→ **WRITTEN TASK**
Skip the pictures. Reproduce all other material exactly.

(Data excerpts)
******************************
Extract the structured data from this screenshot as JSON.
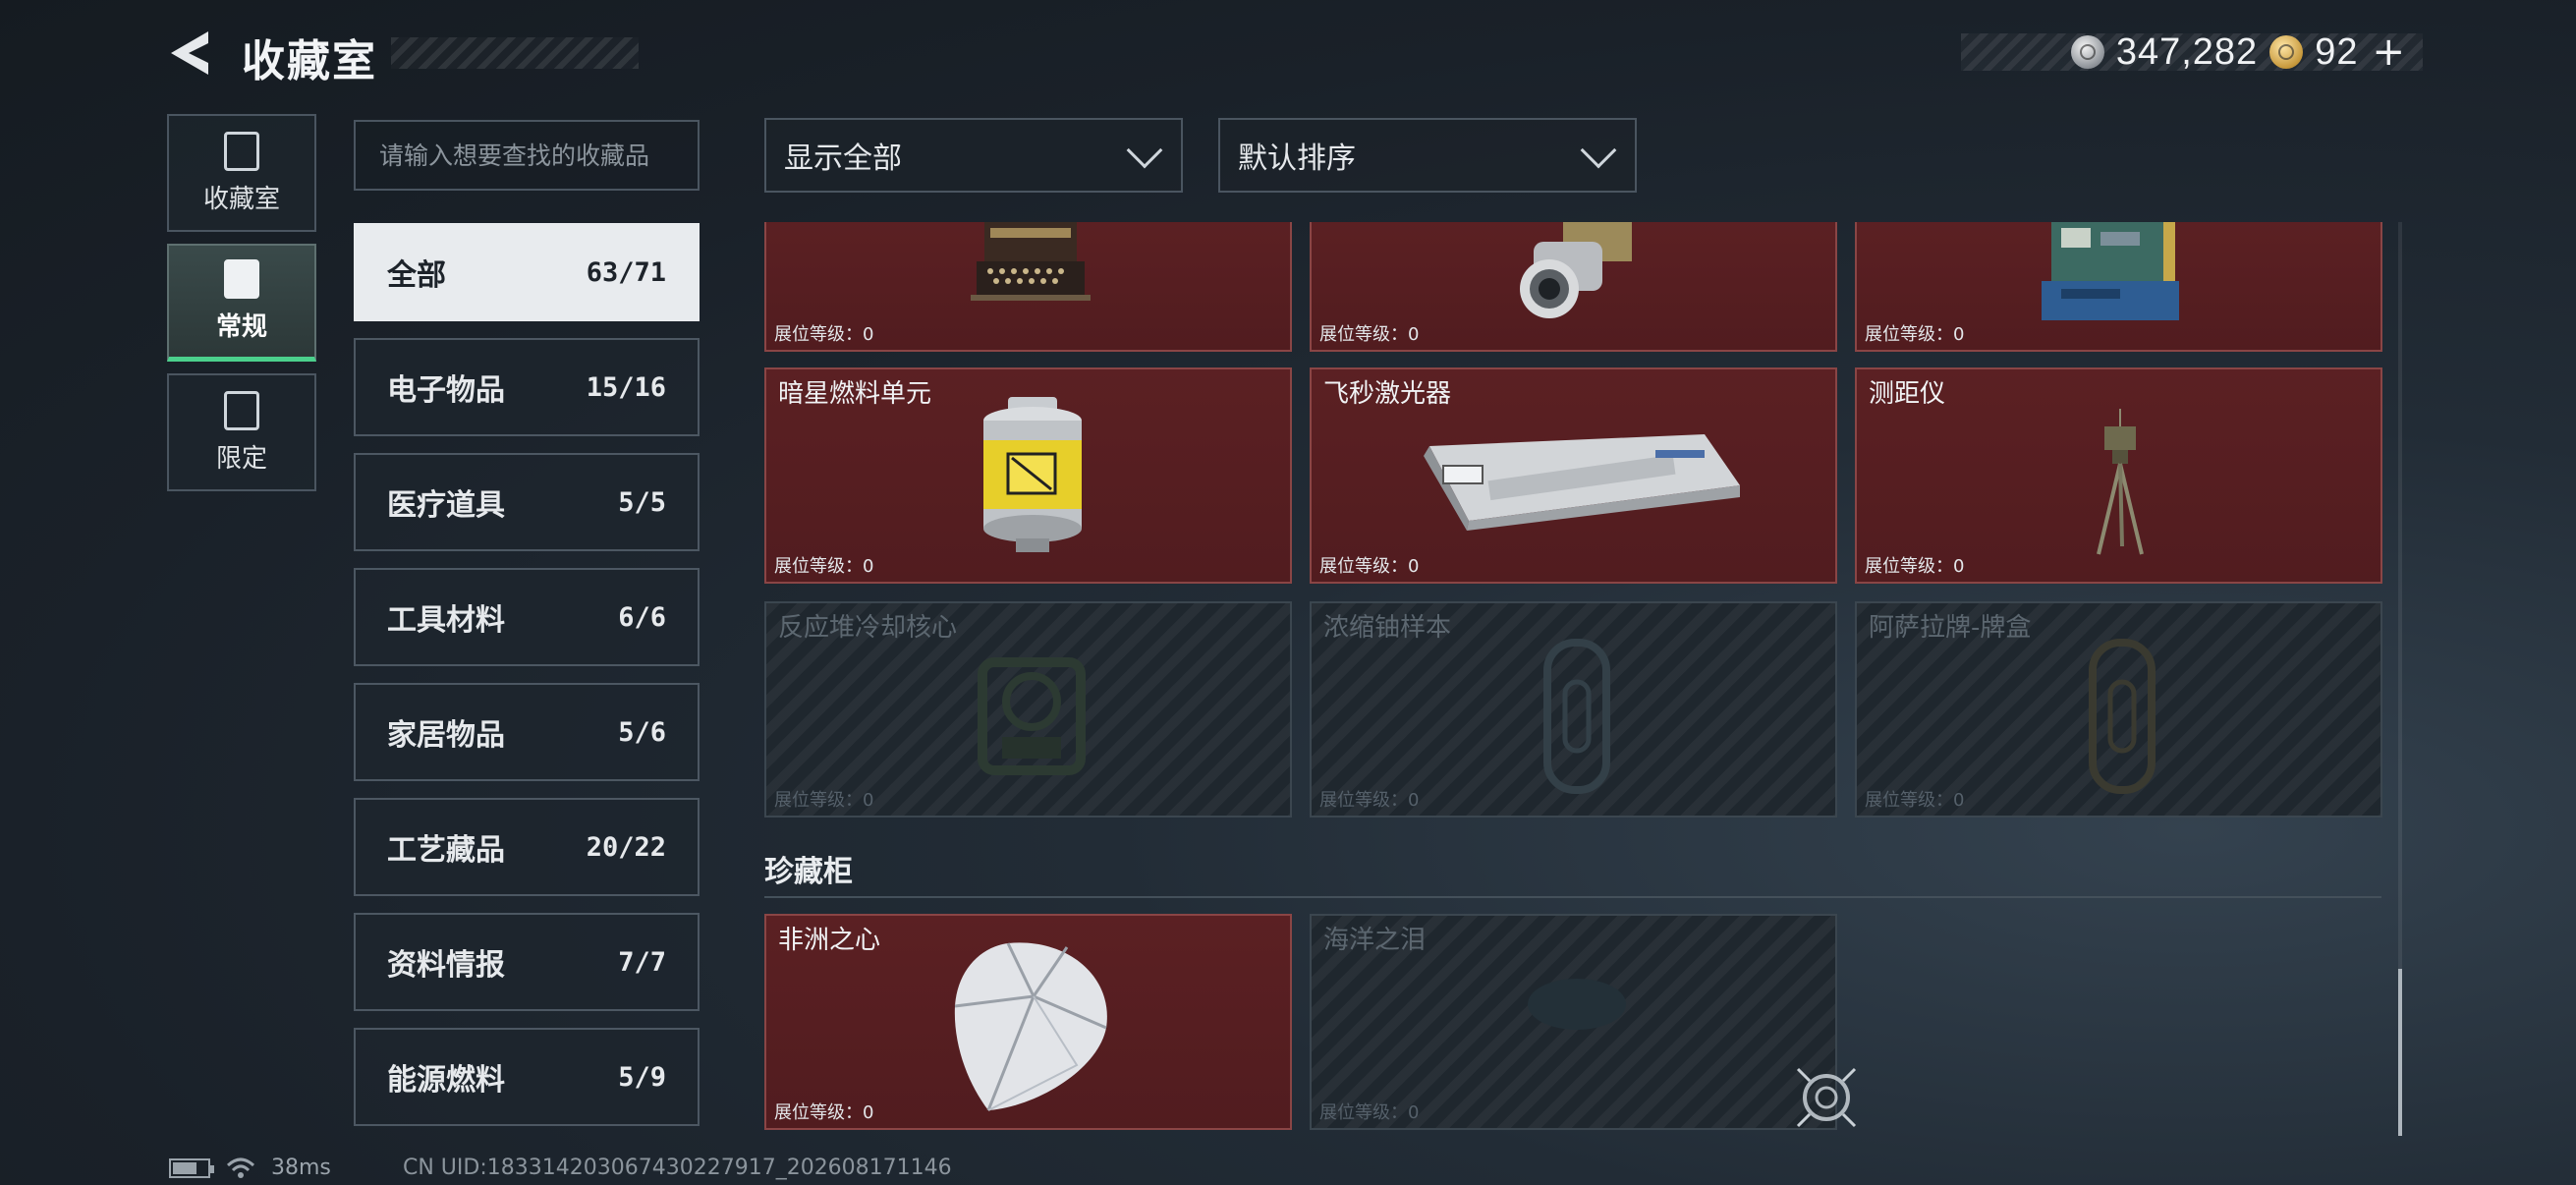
{
  "header": {
    "title": "收藏室",
    "currency": {
      "silver": "347,282",
      "gold": "92",
      "plus": "+"
    }
  },
  "side_nav": [
    {
      "label": "收藏室",
      "icon": "collection-icon"
    },
    {
      "label": "常规",
      "icon": "regular-icon"
    },
    {
      "label": "限定",
      "icon": "limited-icon"
    }
  ],
  "search": {
    "placeholder": "请输入想要查找的收藏品"
  },
  "categories": [
    {
      "name": "全部",
      "count": "63/71"
    },
    {
      "name": "电子物品",
      "count": "15/16"
    },
    {
      "name": "医疗道具",
      "count": "5/5"
    },
    {
      "name": "工具材料",
      "count": "6/6"
    },
    {
      "name": "家居物品",
      "count": "5/6"
    },
    {
      "name": "工艺藏品",
      "count": "20/22"
    },
    {
      "name": "资料情报",
      "count": "7/7"
    },
    {
      "name": "能源燃料",
      "count": "5/9"
    }
  ],
  "filters": {
    "show": "显示全部",
    "sort": "默认排序"
  },
  "items": [
    {
      "name": "",
      "level": "展位等级：0",
      "state": "owned",
      "icon": "typewriter-icon"
    },
    {
      "name": "",
      "level": "展位等级：0",
      "state": "owned",
      "icon": "laser-lens-icon"
    },
    {
      "name": "",
      "level": "展位等级：0",
      "state": "owned",
      "icon": "circuit-device-icon"
    },
    {
      "name": "暗星燃料单元",
      "level": "展位等级：0",
      "state": "owned",
      "icon": "fuel-canister-icon"
    },
    {
      "name": "飞秒激光器",
      "level": "展位等级：0",
      "state": "owned",
      "icon": "femtosecond-laser-icon"
    },
    {
      "name": "测距仪",
      "level": "展位等级：0",
      "state": "owned",
      "icon": "rangefinder-tripod-icon"
    },
    {
      "name": "反应堆冷却核心",
      "level": "展位等级：0",
      "state": "locked",
      "icon": "reactor-core-icon"
    },
    {
      "name": "浓缩铀样本",
      "level": "展位等级：0",
      "state": "locked",
      "icon": "uranium-sample-icon"
    },
    {
      "name": "阿萨拉牌-牌盒",
      "level": "展位等级：0",
      "state": "locked",
      "icon": "card-box-icon"
    }
  ],
  "treasure": {
    "title": "珍藏柜",
    "items": [
      {
        "name": "非洲之心",
        "level": "展位等级：0",
        "state": "owned",
        "icon": "diamond-icon"
      },
      {
        "name": "海洋之泪",
        "level": "展位等级：0",
        "state": "locked",
        "icon": "ocean-tear-icon"
      }
    ]
  },
  "status": {
    "ping": "38ms",
    "battery_level": 0.7,
    "uid": "CN UID:18331420306743022791​7_202608171146"
  }
}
******************************
→ **THE OUTPUT**
Extract the structured data from this screenshot as JSON.
{
  "header": {
    "title": "收藏室",
    "currency": {
      "silver": "347,282",
      "gold": "92",
      "plus": "+"
    }
  },
  "side_nav": [
    {
      "label": "收藏室",
      "icon": "collection-icon"
    },
    {
      "label": "常规",
      "icon": "regular-icon"
    },
    {
      "label": "限定",
      "icon": "limited-icon"
    }
  ],
  "search": {
    "placeholder": "请输入想要查找的收藏品"
  },
  "categories": [
    {
      "name": "全部",
      "count": "63/71"
    },
    {
      "name": "电子物品",
      "count": "15/16"
    },
    {
      "name": "医疗道具",
      "count": "5/5"
    },
    {
      "name": "工具材料",
      "count": "6/6"
    },
    {
      "name": "家居物品",
      "count": "5/6"
    },
    {
      "name": "工艺藏品",
      "count": "20/22"
    },
    {
      "name": "资料情报",
      "count": "7/7"
    },
    {
      "name": "能源燃料",
      "count": "5/9"
    }
  ],
  "filters": {
    "show": "显示全部",
    "sort": "默认排序"
  },
  "items": [
    {
      "name": "",
      "level": "展位等级：0",
      "state": "owned",
      "icon": "typewriter-icon"
    },
    {
      "name": "",
      "level": "展位等级：0",
      "state": "owned",
      "icon": "laser-lens-icon"
    },
    {
      "name": "",
      "level": "展位等级：0",
      "state": "owned",
      "icon": "circuit-device-icon"
    },
    {
      "name": "暗星燃料单元",
      "level": "展位等级：0",
      "state": "owned",
      "icon": "fuel-canister-icon"
    },
    {
      "name": "飞秒激光器",
      "level": "展位等级：0",
      "state": "owned",
      "icon": "femtosecond-laser-icon"
    },
    {
      "name": "测距仪",
      "level": "展位等级：0",
      "state": "owned",
      "icon": "rangefinder-tripod-icon"
    },
    {
      "name": "反应堆冷却核心",
      "level": "展位等级：0",
      "state": "locked",
      "icon": "reactor-core-icon"
    },
    {
      "name": "浓缩铀样本",
      "level": "展位等级：0",
      "state": "locked",
      "icon": "uranium-sample-icon"
    },
    {
      "name": "阿萨拉牌-牌盒",
      "level": "展位等级：0",
      "state": "locked",
      "icon": "card-box-icon"
    }
  ],
  "treasure": {
    "title": "珍藏柜",
    "items": [
      {
        "name": "非洲之心",
        "level": "展位等级：0",
        "state": "owned",
        "icon": "diamond-icon"
      },
      {
        "name": "海洋之泪",
        "level": "展位等级：0",
        "state": "locked",
        "icon": "ocean-tear-icon"
      }
    ]
  },
  "status": {
    "ping": "38ms",
    "battery_level": 0.7,
    "uid": "CN UID:18331420306743022791​7_202608171146"
  }
}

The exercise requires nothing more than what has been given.